Data excerpts:
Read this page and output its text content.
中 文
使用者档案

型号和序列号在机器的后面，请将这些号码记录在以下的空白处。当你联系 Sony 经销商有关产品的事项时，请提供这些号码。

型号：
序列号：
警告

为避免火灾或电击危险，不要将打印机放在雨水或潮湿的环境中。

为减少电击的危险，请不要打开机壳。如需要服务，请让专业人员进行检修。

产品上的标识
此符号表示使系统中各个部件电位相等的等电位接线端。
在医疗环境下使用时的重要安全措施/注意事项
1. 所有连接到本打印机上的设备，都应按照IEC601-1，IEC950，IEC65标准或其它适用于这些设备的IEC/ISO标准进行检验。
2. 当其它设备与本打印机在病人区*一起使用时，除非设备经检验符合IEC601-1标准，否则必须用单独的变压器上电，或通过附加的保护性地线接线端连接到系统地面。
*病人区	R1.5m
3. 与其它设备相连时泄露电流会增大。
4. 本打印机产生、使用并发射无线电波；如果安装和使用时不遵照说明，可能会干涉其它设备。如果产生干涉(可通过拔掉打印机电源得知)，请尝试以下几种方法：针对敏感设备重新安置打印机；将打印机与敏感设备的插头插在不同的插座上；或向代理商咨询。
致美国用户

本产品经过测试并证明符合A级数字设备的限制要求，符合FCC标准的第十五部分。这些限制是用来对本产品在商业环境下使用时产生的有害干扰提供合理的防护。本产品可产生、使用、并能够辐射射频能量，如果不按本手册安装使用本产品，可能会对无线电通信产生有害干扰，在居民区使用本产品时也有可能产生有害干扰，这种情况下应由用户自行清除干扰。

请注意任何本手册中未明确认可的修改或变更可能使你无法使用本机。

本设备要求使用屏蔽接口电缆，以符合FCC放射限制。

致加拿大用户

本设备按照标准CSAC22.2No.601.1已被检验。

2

• _WHAT YOU ARE ASKED TO DO_:
Reproduce the records above exactly as they appear.

• _SOLUTION TO THE PROBLEM_:
Read this page and output its text content.
中 文
使用者档案

型号和序列号在机器的后面，请将这些号码记录在以下的空白处。当你联系 Sony 经销商有关产品的事项时，请提供这些号码。

型号：
序列号：
警告

为避免火灾或电击危险，不要将打印机放在雨水或潮湿的环境中。

为减少电击的危险，请不要打开机壳。如需要服务，请让专业人员进行检修。

产品上的标识
此符号表示使系统中各个部件电位相等的等电位接线端。
在医疗环境下使用时的重要安全措施/注意事项
1. 所有连接到本打印机上的设备，都应按照IEC601-1，IEC950，IEC65标准或其它适用于这些设备的IEC/ISO标准进行检验。
2. 当其它设备与本打印机在病人区*一起使用时，除非设备经检验符合IEC601-1标准，否则必须用单独的变压器上电，或通过附加的保护性地线接线端连接到系统地面。
*病人区	R1.5m
3. 与其它设备相连时泄露电流会增大。
4. 本打印机产生、使用并发射无线电波；如果安装和使用时不遵照说明，可能会干涉其它设备。如果产生干涉(可通过拔掉打印机电源得知)，请尝试以下几种方法：针对敏感设备重新安置打印机；将打印机与敏感设备的插头插在不同的插座上；或向代理商咨询。
致美国用户

本产品经过测试并证明符合A级数字设备的限制要求，符合FCC标准的第十五部分。这些限制是用来对本产品在商业环境下使用时产生的有害干扰提供合理的防护。本产品可产生、使用、并能够辐射射频能量，如果不按本手册安装使用本产品，可能会对无线电通信产生有害干扰，在居民区使用本产品时也有可能产生有害干扰，这种情况下应由用户自行清除干扰。

请注意任何本手册中未明确认可的修改或变更可能使你无法使用本机。

本设备要求使用屏蔽接口电缆，以符合FCC放射限制。

致加拿大用户

本设备按照标准CSAC22.2No.601.1已被检验。

2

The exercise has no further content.